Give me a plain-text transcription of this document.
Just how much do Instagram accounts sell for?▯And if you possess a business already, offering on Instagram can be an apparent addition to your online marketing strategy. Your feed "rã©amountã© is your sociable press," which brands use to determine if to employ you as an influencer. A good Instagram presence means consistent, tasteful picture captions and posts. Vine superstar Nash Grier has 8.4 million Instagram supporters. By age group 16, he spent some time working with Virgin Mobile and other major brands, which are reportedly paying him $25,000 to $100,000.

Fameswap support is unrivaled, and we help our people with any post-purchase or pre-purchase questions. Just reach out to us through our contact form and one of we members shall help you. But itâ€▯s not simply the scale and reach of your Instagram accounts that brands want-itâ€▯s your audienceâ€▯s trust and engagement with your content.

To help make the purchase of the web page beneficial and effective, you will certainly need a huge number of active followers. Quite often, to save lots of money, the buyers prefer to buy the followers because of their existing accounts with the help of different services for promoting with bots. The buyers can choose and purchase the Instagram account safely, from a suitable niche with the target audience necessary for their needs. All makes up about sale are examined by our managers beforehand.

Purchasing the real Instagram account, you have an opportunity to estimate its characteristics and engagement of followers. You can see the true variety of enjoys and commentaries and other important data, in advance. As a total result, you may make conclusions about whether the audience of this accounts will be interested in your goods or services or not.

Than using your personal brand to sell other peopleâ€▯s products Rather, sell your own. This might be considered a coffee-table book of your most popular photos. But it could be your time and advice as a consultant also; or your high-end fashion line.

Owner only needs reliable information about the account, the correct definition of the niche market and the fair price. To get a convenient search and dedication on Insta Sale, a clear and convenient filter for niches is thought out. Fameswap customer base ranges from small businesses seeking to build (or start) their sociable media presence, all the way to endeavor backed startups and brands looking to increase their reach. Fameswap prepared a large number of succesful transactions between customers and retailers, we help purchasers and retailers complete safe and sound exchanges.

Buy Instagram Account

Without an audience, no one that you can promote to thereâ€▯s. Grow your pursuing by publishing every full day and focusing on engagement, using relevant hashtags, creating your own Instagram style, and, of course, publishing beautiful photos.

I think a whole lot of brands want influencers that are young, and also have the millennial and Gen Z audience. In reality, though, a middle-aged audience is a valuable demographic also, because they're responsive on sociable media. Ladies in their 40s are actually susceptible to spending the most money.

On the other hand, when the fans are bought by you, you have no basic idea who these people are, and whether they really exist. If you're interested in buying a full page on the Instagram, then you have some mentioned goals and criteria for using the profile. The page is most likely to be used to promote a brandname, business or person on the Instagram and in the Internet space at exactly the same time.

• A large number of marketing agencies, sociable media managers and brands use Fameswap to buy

Problem statement.
Tally the lines in the records above that contain the word "money", and give only that number.

Response for this exercise.
2